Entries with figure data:
·····
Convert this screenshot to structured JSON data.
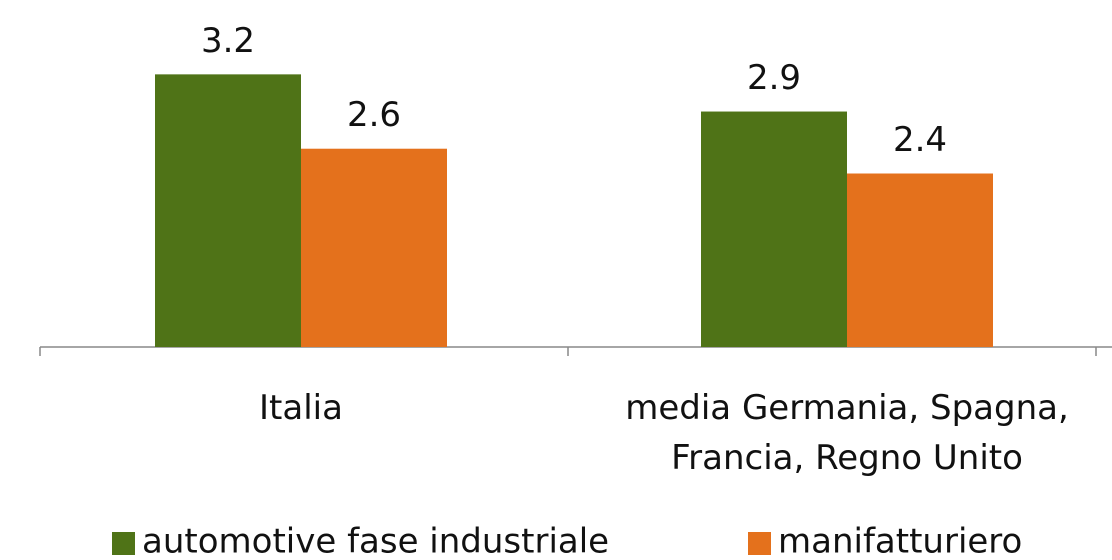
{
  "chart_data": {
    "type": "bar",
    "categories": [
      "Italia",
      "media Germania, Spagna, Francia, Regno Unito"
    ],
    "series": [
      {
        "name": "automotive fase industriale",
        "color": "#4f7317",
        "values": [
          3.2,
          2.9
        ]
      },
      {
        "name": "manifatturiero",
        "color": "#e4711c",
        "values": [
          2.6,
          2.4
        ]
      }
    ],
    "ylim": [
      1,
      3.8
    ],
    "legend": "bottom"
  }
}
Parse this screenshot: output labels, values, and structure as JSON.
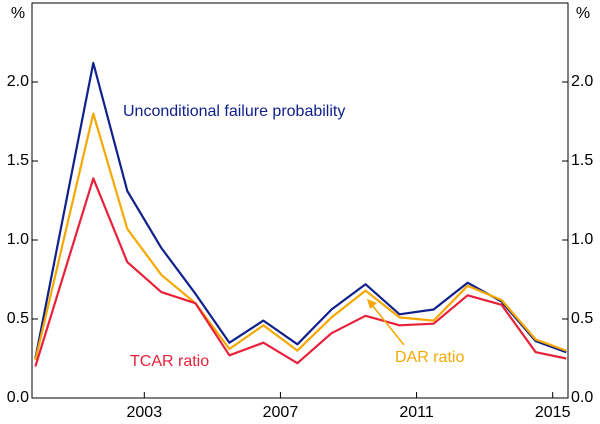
·····
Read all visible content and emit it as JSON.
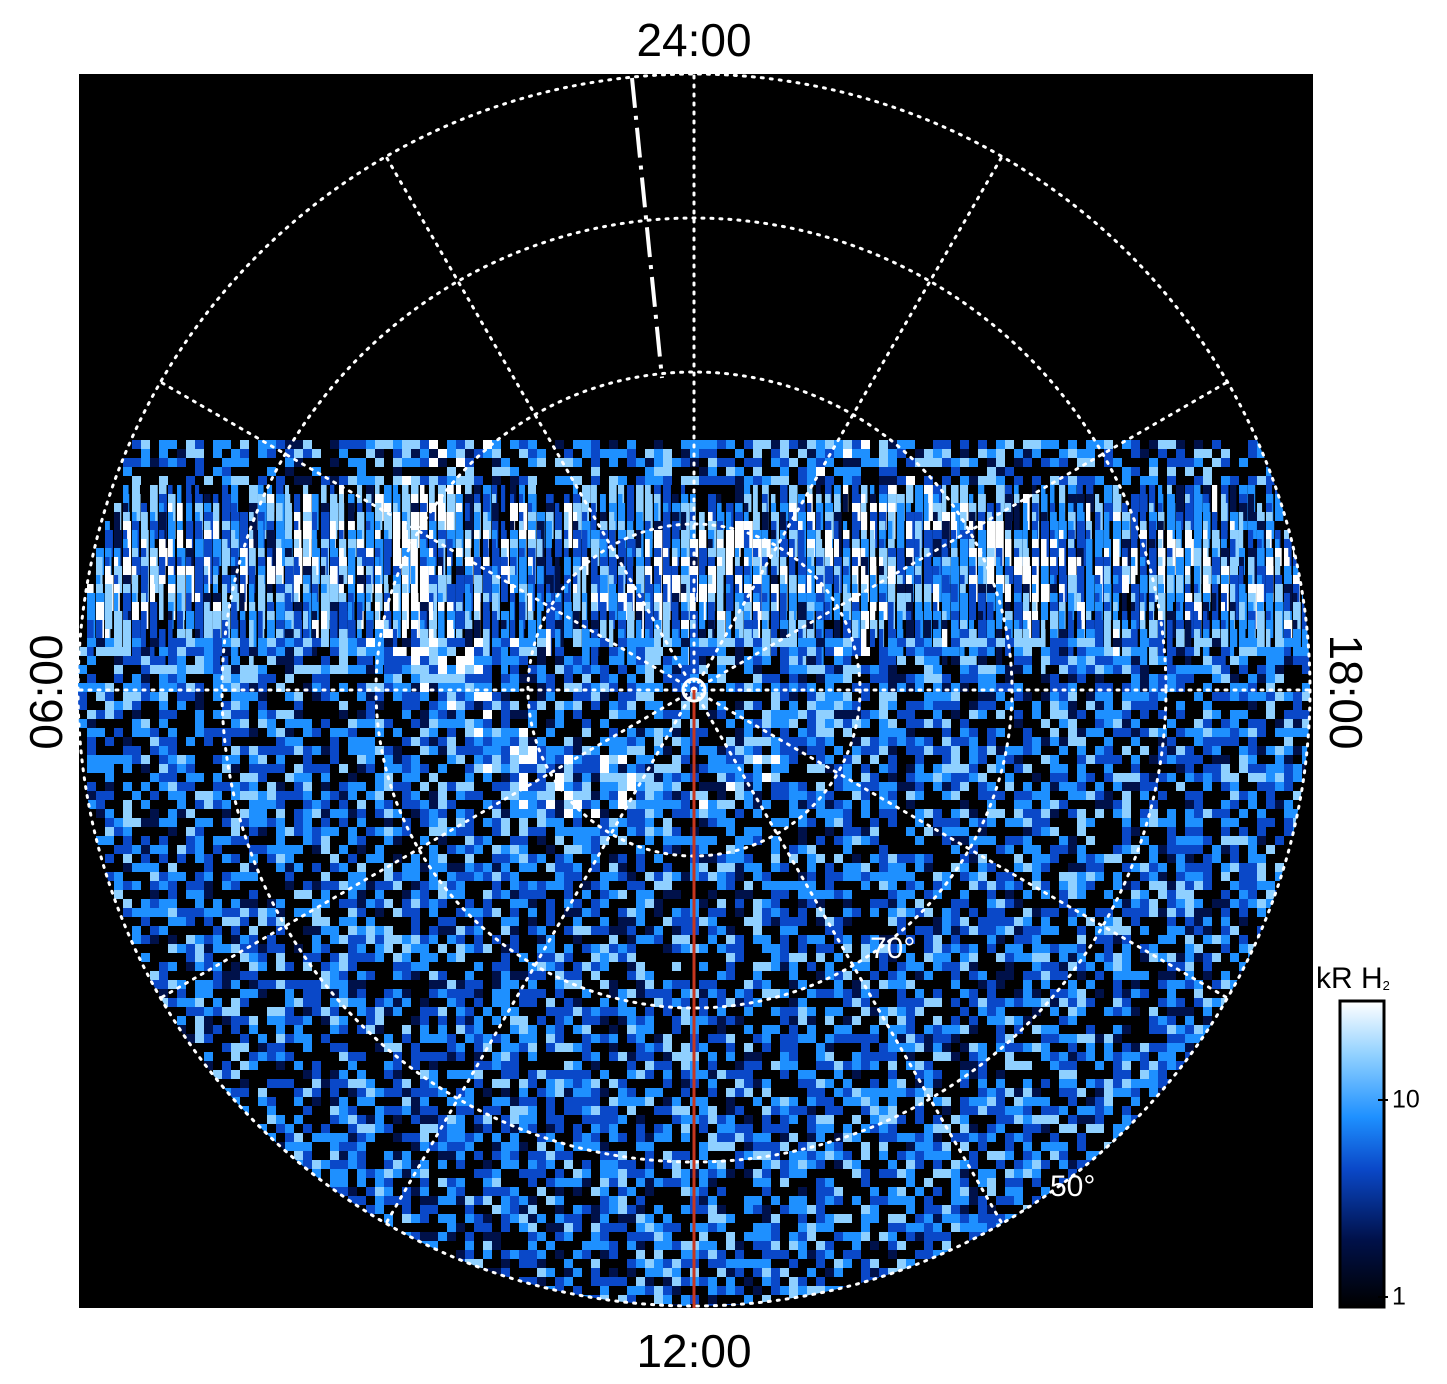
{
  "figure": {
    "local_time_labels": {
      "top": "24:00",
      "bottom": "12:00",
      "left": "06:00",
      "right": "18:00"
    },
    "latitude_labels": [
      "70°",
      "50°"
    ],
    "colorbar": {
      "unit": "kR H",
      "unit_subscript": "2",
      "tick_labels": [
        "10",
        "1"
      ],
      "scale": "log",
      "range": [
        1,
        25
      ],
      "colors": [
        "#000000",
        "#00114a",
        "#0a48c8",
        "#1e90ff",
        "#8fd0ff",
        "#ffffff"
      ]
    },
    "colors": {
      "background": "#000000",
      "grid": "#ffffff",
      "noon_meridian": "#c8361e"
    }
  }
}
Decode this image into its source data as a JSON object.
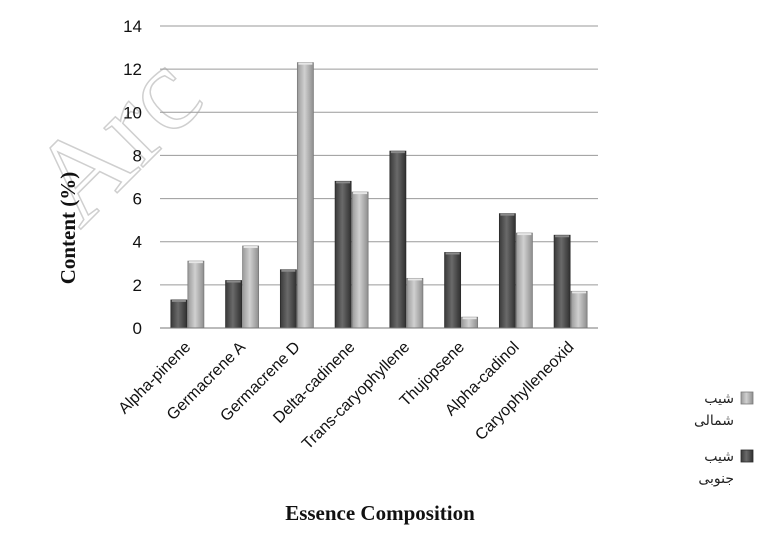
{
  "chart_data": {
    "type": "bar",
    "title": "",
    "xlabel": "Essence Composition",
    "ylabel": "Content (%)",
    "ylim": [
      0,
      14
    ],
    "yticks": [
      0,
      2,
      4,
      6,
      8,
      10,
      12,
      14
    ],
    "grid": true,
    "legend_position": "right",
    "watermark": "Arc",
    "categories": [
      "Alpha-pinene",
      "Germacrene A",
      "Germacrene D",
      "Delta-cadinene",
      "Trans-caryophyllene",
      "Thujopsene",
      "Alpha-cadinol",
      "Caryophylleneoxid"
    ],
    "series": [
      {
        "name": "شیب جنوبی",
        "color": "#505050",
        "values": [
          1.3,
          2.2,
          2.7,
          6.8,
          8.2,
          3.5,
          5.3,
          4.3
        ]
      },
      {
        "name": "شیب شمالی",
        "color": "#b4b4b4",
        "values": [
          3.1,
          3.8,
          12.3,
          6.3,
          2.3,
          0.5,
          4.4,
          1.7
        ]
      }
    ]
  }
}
·····
# PROBLEM TO WORK ON
Among the entries above, locate the line with "Convert this screenshot" and the line with "Parse this screenshot: output". Give those two lines and all lines between them again, exactly, leaving out the pictures.

# OUTPUT BELOW
Convert this screenshot to structured JSON data.
{
  "chart_data": {
    "type": "bar",
    "categories": [
      "Italia",
      "media Germania, Spagna, Francia, Regno Unito"
    ],
    "series": [
      {
        "name": "automotive fase industriale",
        "color": "#4f7317",
        "values": [
          3.2,
          2.9
        ]
      },
      {
        "name": "manifatturiero",
        "color": "#e4711c",
        "values": [
          2.6,
          2.4
        ]
      }
    ],
    "ylim": [
      1,
      3.8
    ],
    "legend": "bottom"
  }
}
Parse this screenshot: output labels, values, and structure as JSON.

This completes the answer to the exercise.